SET EXERCISE
Select each line where the word "ylabel" appears.

Data entries for graphics:
--
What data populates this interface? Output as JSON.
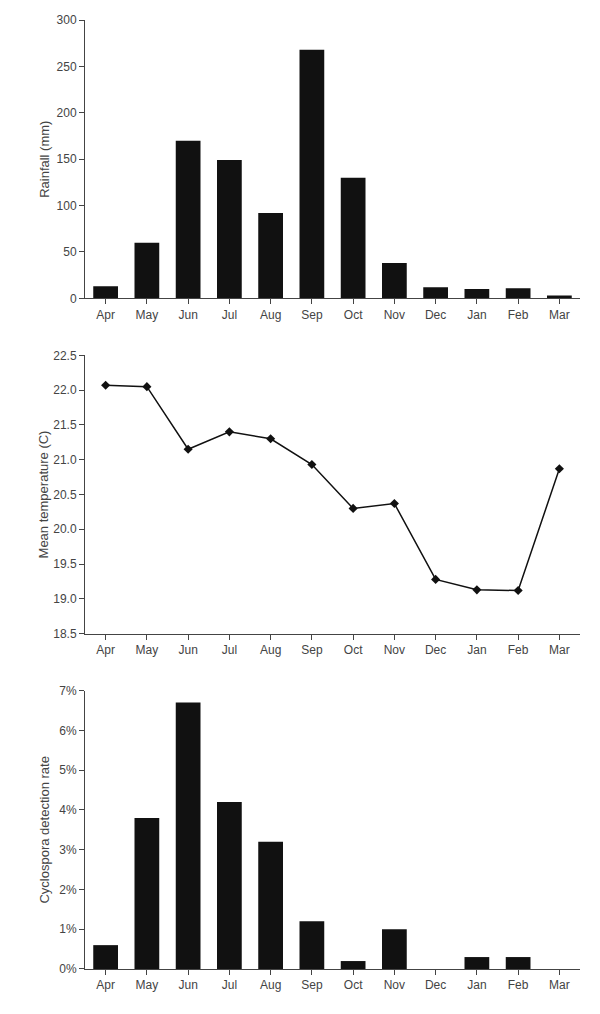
{
  "chart_data": [
    {
      "type": "bar",
      "categories": [
        "Apr",
        "May",
        "Jun",
        "Jul",
        "Aug",
        "Sep",
        "Oct",
        "Nov",
        "Dec",
        "Jan",
        "Feb",
        "Mar"
      ],
      "values": [
        13,
        60,
        170,
        149,
        92,
        268,
        130,
        38,
        12,
        10,
        11,
        3
      ],
      "color": "#111111",
      "ylabel": "Rainfall (mm)",
      "ylim": [
        0,
        300
      ],
      "yticks": [
        0,
        50,
        100,
        150,
        200,
        250,
        300
      ],
      "grid": false
    },
    {
      "type": "line",
      "categories": [
        "Apr",
        "May",
        "Jun",
        "Jul",
        "Aug",
        "Sep",
        "Oct",
        "Nov",
        "Dec",
        "Jan",
        "Feb",
        "Mar"
      ],
      "values": [
        22.07,
        22.05,
        21.15,
        21.4,
        21.3,
        20.93,
        20.3,
        20.37,
        19.28,
        19.13,
        19.12,
        20.87
      ],
      "color": "#111111",
      "marker": "diamond",
      "line_style": "solid",
      "ylabel": "Mean temperature (C)",
      "ylim": [
        18.5,
        22.5
      ],
      "yticks": [
        18.5,
        {
          "value": 19.0,
          "label": "19.0"
        },
        19.5,
        {
          "value": 20.0,
          "label": "20.0"
        },
        20.5,
        {
          "value": 21.0,
          "label": "21.0"
        },
        21.5,
        {
          "value": 22.0,
          "label": "22.0"
        },
        22.5
      ],
      "grid": false
    },
    {
      "type": "bar",
      "categories": [
        "Apr",
        "May",
        "Jun",
        "Jul",
        "Aug",
        "Sep",
        "Oct",
        "Nov",
        "Dec",
        "Jan",
        "Feb",
        "Mar"
      ],
      "values": [
        0.006,
        0.038,
        0.067,
        0.042,
        0.032,
        0.012,
        0.002,
        0.01,
        0.0,
        0.003,
        0.003,
        0.0
      ],
      "color": "#111111",
      "ylabel": "Cyclospora detection rate",
      "ylim": [
        0,
        0.07
      ],
      "yticks": [
        {
          "value": 0,
          "label": "0%"
        },
        {
          "value": 0.01,
          "label": "1%"
        },
        {
          "value": 0.02,
          "label": "2%"
        },
        {
          "value": 0.03,
          "label": "3%"
        },
        {
          "value": 0.04,
          "label": "4%"
        },
        {
          "value": 0.05,
          "label": "5%"
        },
        {
          "value": 0.06,
          "label": "6%"
        },
        {
          "value": 0.07,
          "label": "7%"
        }
      ],
      "grid": false
    }
  ]
}
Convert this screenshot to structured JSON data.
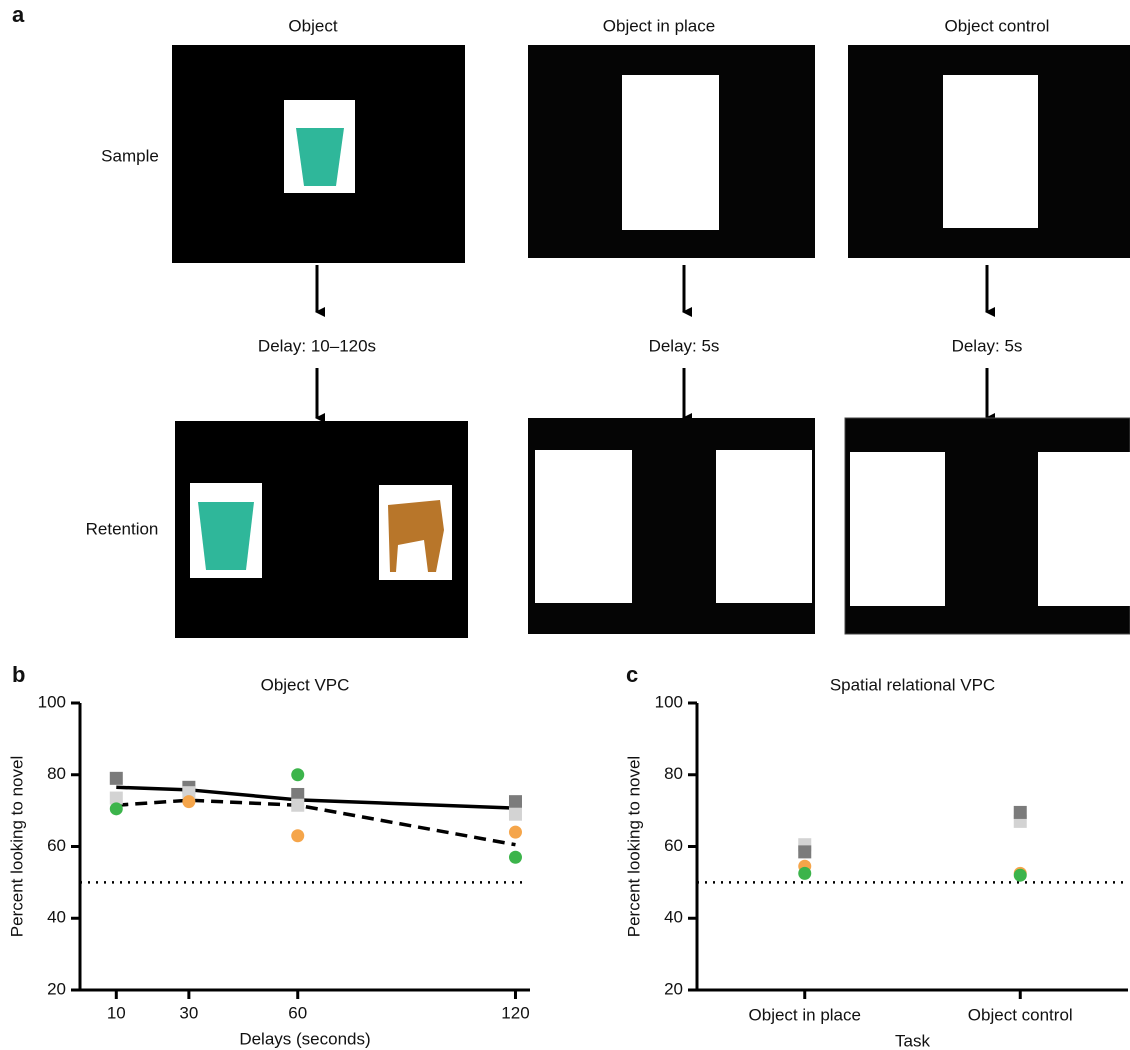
--
ANSWER TO THIS PROBLEM
      "ylabel": "Rainfall (mm)",
      "ylabel": "Mean temperature (C)",
      "ylabel": "Cyclospora detection rate",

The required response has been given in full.